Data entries
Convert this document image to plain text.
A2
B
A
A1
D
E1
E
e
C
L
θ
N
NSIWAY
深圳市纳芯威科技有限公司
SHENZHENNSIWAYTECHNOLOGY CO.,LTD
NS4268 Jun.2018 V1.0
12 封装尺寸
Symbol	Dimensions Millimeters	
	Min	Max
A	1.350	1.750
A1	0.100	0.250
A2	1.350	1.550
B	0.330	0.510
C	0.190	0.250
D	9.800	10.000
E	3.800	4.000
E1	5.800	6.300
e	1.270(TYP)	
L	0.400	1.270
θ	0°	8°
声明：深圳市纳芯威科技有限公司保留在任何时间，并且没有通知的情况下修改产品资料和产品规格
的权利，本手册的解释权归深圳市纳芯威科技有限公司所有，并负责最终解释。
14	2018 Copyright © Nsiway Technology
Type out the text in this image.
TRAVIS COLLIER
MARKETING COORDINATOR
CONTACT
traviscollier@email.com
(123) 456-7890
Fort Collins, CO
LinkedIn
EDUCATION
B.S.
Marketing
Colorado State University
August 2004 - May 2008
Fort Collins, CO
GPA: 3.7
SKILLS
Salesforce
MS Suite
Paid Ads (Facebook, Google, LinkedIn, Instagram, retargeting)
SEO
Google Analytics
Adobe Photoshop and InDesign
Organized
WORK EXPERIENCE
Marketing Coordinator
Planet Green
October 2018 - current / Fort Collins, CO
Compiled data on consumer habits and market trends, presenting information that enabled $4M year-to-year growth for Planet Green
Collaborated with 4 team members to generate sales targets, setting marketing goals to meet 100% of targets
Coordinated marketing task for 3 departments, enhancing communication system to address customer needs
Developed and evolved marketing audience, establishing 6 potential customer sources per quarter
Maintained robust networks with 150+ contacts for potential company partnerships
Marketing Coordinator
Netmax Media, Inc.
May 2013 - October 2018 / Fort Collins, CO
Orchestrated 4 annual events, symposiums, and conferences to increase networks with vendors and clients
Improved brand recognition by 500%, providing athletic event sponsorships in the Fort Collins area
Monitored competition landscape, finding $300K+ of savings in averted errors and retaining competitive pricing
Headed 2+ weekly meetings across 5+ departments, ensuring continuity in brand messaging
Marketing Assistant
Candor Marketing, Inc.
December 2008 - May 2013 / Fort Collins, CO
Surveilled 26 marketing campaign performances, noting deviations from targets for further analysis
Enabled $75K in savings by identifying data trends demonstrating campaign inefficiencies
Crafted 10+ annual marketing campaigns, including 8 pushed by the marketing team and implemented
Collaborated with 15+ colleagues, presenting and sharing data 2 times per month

## Work to do
Give only the number of lines in the preceding material that contain the string "with".

## Exercise answer
4